◆ AIM ◆
Output the entries verbatim from their first line through the line containing "120, 442, 127]", including both of those lines.

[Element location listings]
## begin

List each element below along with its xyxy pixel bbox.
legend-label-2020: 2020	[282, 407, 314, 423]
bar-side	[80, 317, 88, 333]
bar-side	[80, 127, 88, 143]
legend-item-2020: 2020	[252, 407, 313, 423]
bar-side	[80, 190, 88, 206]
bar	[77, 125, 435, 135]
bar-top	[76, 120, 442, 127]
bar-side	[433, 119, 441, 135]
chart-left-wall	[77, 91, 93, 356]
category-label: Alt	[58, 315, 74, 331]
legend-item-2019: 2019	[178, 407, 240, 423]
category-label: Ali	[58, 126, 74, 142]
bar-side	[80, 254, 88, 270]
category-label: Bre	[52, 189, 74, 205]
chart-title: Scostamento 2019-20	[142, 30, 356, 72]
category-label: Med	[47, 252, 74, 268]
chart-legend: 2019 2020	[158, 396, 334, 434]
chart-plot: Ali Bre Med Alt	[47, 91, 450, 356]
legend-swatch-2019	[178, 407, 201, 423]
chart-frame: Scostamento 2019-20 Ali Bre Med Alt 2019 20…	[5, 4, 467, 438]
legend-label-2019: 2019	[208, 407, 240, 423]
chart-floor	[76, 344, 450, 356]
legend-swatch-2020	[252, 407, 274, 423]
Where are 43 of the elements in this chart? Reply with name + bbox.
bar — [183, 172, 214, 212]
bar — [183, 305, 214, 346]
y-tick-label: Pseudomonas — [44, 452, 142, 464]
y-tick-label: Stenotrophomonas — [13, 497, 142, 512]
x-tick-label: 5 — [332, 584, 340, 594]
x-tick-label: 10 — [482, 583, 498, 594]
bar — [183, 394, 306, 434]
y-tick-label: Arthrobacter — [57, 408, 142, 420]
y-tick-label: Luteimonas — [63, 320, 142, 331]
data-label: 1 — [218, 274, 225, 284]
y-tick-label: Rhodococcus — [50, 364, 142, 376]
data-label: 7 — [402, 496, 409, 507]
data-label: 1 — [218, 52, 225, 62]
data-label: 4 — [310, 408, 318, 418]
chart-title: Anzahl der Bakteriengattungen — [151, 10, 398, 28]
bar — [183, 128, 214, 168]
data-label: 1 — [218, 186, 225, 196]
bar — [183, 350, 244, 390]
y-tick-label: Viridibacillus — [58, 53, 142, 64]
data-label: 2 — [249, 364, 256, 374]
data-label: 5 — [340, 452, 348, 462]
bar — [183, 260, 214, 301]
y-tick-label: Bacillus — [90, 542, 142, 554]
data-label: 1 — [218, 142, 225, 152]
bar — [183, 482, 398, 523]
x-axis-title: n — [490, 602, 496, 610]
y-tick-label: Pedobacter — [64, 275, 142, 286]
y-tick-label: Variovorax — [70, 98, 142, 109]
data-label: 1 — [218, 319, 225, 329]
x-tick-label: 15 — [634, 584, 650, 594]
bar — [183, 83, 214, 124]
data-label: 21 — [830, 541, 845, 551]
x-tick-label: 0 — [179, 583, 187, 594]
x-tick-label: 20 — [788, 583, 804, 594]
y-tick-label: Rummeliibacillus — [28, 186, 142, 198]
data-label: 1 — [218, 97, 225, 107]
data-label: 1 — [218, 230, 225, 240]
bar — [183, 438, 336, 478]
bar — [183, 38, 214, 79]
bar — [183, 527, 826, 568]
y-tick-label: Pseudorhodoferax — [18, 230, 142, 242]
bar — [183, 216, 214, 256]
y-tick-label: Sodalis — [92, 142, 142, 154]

## end

◆ RESPONSE BELOW ◆
List each element below along with its xyxy pixel bbox.
legend-label-2020: 2020	[282, 407, 314, 423]
bar-side	[80, 317, 88, 333]
bar-side	[80, 127, 88, 143]
legend-item-2020: 2020	[252, 407, 313, 423]
bar-side	[80, 190, 88, 206]
bar	[77, 125, 435, 135]
bar-top	[76, 120, 442, 127]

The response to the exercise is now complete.